— Start —

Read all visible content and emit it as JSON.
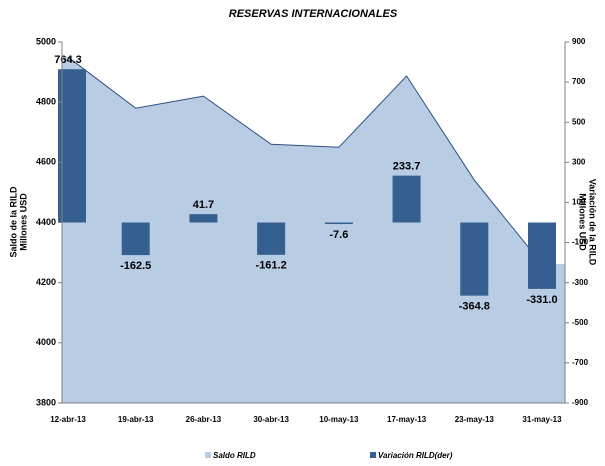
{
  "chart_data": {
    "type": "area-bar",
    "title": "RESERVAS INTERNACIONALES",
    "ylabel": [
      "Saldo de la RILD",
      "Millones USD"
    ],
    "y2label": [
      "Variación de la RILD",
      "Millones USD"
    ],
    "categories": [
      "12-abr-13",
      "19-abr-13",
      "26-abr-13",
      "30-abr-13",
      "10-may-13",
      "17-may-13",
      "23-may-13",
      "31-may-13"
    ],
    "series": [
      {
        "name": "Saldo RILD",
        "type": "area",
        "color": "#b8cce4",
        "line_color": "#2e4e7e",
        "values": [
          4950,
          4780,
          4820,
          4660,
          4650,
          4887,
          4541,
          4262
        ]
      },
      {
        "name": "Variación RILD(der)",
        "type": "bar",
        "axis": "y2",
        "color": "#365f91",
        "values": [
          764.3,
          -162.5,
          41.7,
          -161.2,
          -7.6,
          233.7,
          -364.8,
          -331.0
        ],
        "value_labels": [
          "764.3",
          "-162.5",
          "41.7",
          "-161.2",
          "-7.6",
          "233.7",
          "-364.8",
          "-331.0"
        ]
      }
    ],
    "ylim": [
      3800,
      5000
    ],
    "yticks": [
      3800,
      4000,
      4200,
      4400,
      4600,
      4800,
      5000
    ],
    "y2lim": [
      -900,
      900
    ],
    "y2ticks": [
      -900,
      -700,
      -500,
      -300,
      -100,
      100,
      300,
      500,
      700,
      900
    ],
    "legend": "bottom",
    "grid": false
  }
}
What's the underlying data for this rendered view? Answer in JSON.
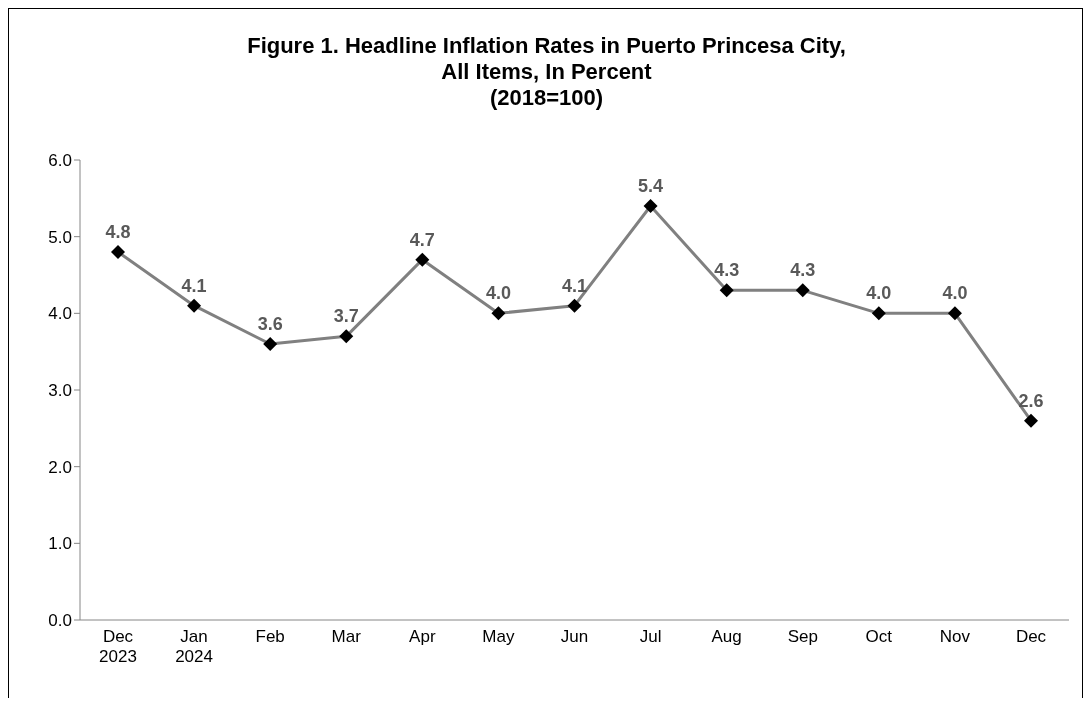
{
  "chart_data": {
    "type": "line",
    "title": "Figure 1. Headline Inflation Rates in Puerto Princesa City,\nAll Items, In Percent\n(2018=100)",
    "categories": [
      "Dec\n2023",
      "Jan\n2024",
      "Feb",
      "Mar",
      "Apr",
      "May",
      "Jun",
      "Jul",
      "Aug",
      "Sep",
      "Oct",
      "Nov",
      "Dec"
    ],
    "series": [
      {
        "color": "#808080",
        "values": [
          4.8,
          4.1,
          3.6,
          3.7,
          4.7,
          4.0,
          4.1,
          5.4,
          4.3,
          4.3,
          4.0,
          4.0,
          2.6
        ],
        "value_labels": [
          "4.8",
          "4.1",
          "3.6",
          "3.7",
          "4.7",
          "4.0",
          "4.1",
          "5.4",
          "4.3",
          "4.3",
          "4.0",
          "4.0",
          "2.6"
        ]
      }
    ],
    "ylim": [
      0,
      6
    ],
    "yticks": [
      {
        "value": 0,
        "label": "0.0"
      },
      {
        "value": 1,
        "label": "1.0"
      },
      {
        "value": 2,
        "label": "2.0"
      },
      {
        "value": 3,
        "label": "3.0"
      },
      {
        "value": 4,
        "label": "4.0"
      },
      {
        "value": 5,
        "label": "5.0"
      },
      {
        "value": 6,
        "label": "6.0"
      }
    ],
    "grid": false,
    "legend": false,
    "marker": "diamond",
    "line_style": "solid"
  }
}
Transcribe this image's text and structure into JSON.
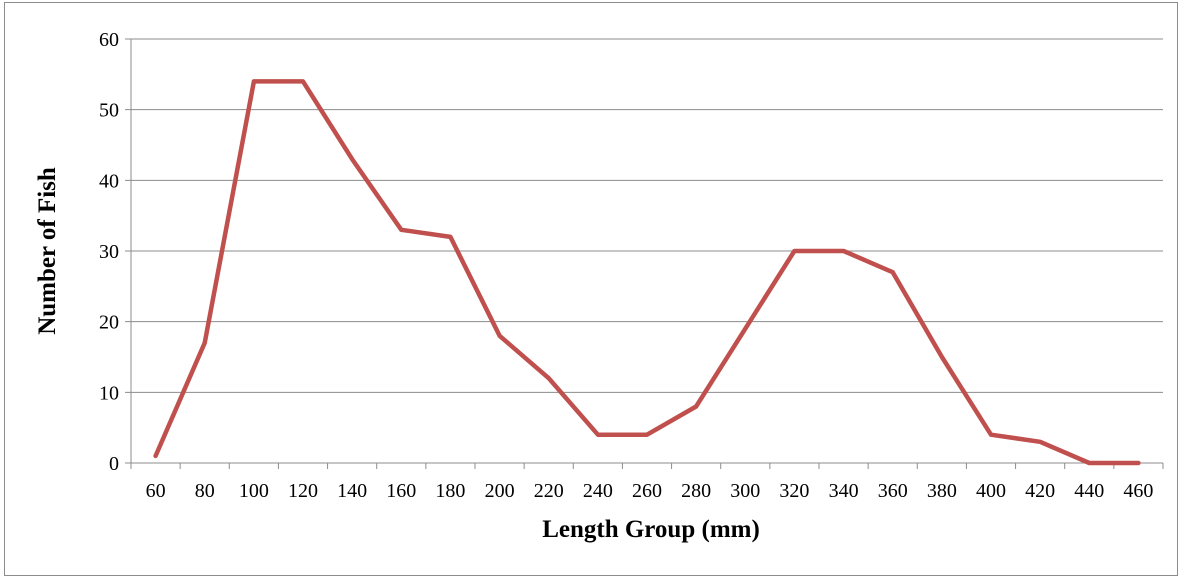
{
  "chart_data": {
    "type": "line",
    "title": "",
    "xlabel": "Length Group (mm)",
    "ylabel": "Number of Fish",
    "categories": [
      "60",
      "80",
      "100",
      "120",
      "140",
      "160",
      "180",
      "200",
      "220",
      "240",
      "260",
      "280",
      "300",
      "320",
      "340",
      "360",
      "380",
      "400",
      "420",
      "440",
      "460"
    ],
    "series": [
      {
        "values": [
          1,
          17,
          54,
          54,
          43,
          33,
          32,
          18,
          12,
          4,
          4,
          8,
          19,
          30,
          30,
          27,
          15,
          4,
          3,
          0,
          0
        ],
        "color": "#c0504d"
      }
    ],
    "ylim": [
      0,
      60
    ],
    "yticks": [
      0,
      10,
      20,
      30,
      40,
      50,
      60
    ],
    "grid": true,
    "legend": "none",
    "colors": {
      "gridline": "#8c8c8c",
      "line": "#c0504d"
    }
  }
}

— End —
— Start —

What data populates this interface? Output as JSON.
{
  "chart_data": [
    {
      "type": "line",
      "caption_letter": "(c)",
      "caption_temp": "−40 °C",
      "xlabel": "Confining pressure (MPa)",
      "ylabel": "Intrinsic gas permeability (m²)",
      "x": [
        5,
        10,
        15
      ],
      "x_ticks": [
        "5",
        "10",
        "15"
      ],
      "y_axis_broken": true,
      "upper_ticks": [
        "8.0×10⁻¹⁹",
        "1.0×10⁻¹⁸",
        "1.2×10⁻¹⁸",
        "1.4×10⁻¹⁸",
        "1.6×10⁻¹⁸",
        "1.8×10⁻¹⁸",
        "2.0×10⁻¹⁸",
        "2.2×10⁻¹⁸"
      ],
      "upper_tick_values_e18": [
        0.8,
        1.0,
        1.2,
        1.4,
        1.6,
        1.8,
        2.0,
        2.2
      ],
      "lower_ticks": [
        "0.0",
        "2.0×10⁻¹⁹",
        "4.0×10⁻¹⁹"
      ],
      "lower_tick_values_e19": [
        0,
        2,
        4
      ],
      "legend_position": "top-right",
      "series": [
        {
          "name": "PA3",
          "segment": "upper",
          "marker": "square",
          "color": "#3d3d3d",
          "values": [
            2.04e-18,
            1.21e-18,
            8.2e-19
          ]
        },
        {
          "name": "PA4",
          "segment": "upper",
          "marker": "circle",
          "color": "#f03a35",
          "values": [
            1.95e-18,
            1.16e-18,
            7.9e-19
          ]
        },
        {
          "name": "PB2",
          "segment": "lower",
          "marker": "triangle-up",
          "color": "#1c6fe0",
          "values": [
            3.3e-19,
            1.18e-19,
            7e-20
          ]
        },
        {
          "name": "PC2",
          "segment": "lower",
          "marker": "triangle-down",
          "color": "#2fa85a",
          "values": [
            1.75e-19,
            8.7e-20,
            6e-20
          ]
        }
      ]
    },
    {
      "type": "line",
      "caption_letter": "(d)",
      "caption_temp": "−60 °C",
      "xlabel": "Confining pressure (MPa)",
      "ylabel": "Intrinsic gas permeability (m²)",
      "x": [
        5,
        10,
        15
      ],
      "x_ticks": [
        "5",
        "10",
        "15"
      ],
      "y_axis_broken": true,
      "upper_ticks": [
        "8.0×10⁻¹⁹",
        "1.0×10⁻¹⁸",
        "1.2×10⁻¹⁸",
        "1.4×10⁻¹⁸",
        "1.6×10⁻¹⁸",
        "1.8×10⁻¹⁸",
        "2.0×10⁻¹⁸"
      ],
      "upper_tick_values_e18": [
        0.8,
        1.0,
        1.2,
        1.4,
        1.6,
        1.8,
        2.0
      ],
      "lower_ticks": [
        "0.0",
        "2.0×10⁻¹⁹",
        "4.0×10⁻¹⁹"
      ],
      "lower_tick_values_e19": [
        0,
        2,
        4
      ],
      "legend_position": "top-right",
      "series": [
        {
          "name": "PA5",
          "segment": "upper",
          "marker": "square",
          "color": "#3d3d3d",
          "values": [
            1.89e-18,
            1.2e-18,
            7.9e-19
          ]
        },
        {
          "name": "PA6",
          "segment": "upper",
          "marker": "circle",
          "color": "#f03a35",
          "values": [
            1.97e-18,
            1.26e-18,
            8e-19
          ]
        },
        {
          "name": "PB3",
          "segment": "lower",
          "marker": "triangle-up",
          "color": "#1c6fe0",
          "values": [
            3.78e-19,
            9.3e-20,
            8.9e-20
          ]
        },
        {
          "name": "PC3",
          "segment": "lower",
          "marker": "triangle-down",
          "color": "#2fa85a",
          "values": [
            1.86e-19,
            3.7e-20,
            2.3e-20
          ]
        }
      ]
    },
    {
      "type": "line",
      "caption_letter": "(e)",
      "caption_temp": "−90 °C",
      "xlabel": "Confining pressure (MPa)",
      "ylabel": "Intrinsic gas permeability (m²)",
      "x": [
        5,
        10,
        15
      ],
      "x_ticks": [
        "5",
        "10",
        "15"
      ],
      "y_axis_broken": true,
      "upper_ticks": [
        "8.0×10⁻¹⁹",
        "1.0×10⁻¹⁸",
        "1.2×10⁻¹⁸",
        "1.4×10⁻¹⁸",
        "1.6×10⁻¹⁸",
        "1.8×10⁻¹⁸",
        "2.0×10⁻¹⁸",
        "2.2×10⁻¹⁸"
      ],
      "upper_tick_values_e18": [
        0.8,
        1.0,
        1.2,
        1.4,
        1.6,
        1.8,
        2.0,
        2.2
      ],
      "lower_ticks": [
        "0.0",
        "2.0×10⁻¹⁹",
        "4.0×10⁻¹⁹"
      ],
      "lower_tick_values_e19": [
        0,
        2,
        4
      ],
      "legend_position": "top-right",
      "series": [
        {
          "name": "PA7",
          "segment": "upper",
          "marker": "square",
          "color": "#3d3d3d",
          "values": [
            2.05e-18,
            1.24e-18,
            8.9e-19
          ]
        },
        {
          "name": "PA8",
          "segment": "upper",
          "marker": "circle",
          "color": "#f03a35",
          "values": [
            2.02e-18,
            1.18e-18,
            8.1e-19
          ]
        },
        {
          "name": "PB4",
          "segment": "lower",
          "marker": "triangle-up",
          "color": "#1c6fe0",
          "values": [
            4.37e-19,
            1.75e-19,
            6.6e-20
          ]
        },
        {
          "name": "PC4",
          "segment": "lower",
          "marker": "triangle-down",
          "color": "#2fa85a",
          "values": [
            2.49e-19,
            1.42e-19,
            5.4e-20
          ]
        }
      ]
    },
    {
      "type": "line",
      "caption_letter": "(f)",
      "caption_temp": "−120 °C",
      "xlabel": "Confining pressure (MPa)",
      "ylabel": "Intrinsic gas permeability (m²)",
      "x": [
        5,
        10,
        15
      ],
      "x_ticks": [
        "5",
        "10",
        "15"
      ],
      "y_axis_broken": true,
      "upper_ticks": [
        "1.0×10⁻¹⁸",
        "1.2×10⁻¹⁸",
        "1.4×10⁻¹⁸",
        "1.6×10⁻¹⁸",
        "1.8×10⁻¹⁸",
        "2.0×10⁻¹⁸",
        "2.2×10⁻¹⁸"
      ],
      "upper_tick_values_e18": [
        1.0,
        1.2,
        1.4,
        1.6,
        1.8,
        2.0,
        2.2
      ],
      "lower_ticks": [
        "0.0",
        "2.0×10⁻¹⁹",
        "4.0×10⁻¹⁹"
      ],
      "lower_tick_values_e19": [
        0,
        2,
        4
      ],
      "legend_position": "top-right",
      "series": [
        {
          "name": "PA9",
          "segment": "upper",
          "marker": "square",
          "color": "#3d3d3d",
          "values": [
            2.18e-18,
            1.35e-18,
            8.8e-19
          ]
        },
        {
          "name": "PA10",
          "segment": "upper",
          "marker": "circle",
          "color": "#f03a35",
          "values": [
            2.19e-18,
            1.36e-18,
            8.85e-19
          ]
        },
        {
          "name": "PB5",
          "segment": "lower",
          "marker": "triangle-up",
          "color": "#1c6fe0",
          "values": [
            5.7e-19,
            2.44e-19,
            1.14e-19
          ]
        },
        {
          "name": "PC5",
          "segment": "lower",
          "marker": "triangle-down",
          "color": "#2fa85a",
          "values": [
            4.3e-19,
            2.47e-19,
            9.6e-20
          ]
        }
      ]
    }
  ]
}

— End —

WORK INSTRUCTIONS: Among the lines above, how many contain the string "title"? State the number alone.

COMPLETED EXERCISE: 3